[Begin Exercise material]
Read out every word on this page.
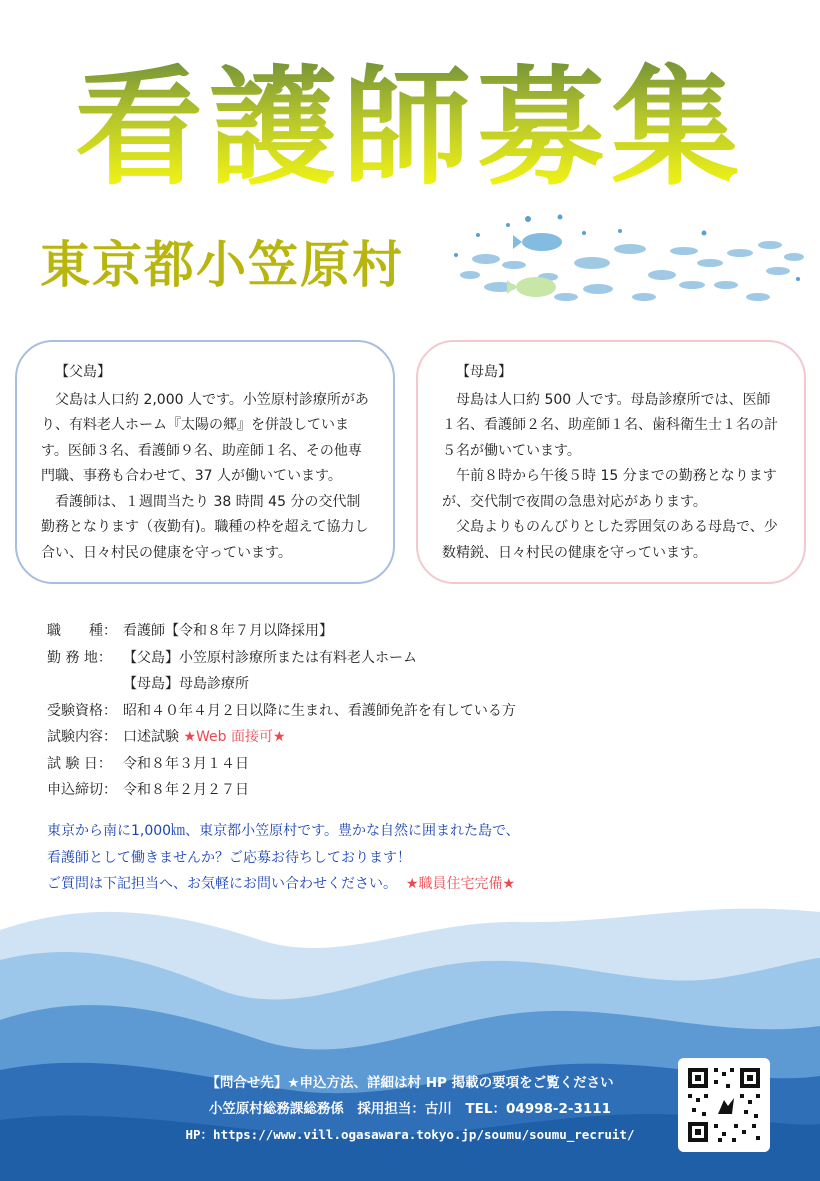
看護師募集
東京都小笠原村
【父島】

父島は人口約 2,000 人です。小笠原村診療所があり、有料老人ホーム『太陽の郷』を併設しています。医師３名、看護師９名、助産師１名、その他専門職、事務も合わせて、37 人が働いています。

看護師は、１週間当たり 38 時間 45 分の交代制勤務となります（夜勤有)。職種の枠を超えて協力し合い、日々村民の健康を守っています。

【母島】

母島は人口約 500 人です。母島診療所では、医師１名、看護師２名、助産師１名、歯科衛生士１名の計５名が働いています。

午前８時から午後５時 15 分までの勤務となりますが、交代制で夜間の急患対応があります。

父島よりものんびりとした雰囲気のある母島で、少数精鋭、日々村民の健康を守っています。

職　　種： 看護師【令和８年７月以降採用】
勤 務 地： 【父島】小笠原村診療所または有料老人ホーム
【母島】母島診療所
受験資格： 昭和４０年４月２日以降に生まれ、看護師免許を有している方
試験内容： 口述試験
★Web 面接可★
試 験 日： 令和８年３月１４日
申込締切： 令和８年２月２７日
東京から南に1,000㎞、東京都小笠原村です。豊かな自然に囲まれた島で、
看護師として働きませんか？ご応募お待ちしております！
ご質問は下記担当へ、お気軽にお問い合わせください。 ★職員住宅完備★
【問合せ先】★申込方法、詳細は村 HP 掲載の要項をご覧ください
小笠原村総務課総務係　採用担当：古川　TEL：04998-2-3111
HP：https://www.vill.ogasawara.tokyo.jp/soumu/soumu_recruit/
[End Exercise material]
> [Goal]
Only lines with "日々村民の健康を守っています" are wanted here; list each of them.

> [Correct output]
看護師は、１週間当たり 38 時間 45 分の交代制勤務となります（夜勤有)。職種の枠を超えて協力し合い、日々村民の健康を守っています。
父島よりものんびりとした雰囲気のある母島で、少数精鋭、日々村民の健康を守っています。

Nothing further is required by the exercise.